Pull out every line in the data that has the string "marker" in it.

>> START THE INPUT

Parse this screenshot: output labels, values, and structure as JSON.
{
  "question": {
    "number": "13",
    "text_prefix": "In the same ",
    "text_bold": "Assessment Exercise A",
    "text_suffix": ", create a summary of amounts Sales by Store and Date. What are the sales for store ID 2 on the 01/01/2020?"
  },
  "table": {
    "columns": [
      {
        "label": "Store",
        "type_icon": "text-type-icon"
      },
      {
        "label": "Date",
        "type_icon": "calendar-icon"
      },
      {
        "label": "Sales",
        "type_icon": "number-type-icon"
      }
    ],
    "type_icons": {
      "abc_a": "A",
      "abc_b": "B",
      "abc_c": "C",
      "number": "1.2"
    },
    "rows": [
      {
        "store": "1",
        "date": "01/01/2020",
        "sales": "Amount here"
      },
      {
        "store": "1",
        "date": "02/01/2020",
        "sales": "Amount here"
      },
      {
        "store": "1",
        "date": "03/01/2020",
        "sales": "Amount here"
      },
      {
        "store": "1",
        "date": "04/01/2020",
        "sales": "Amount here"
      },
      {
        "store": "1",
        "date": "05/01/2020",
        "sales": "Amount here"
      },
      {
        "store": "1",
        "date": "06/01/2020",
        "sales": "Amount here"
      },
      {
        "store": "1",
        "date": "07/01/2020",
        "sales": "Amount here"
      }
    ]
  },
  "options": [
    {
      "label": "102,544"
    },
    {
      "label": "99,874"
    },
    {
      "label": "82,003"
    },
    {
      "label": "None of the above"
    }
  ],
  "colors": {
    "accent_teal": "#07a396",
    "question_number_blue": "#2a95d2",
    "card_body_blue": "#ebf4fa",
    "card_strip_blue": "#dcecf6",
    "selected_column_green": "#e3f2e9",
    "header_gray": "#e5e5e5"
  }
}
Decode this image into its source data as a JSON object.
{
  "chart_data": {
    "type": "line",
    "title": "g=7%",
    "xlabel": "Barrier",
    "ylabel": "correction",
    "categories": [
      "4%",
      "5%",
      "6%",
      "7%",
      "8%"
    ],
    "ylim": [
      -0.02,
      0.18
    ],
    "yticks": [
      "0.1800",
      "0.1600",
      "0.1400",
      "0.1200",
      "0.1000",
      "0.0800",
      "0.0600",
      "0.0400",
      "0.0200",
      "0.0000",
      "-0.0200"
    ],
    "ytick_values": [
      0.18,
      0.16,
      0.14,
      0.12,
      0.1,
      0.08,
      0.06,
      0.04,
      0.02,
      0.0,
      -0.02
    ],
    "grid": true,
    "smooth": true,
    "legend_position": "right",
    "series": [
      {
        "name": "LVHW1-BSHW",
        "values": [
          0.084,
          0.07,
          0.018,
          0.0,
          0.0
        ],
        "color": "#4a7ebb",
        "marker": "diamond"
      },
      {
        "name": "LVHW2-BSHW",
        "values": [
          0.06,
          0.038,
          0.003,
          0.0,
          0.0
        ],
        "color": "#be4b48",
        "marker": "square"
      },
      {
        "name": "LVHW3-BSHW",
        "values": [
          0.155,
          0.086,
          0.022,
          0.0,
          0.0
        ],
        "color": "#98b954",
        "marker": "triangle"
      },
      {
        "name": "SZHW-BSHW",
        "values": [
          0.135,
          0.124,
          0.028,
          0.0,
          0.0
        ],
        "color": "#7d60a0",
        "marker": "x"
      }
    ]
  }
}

>> END THE INPUT

▶ [SOLVED PROBLEM]
        "marker": "diamond"
        "marker": "square"
        "marker": "triangle"
        "marker": "x"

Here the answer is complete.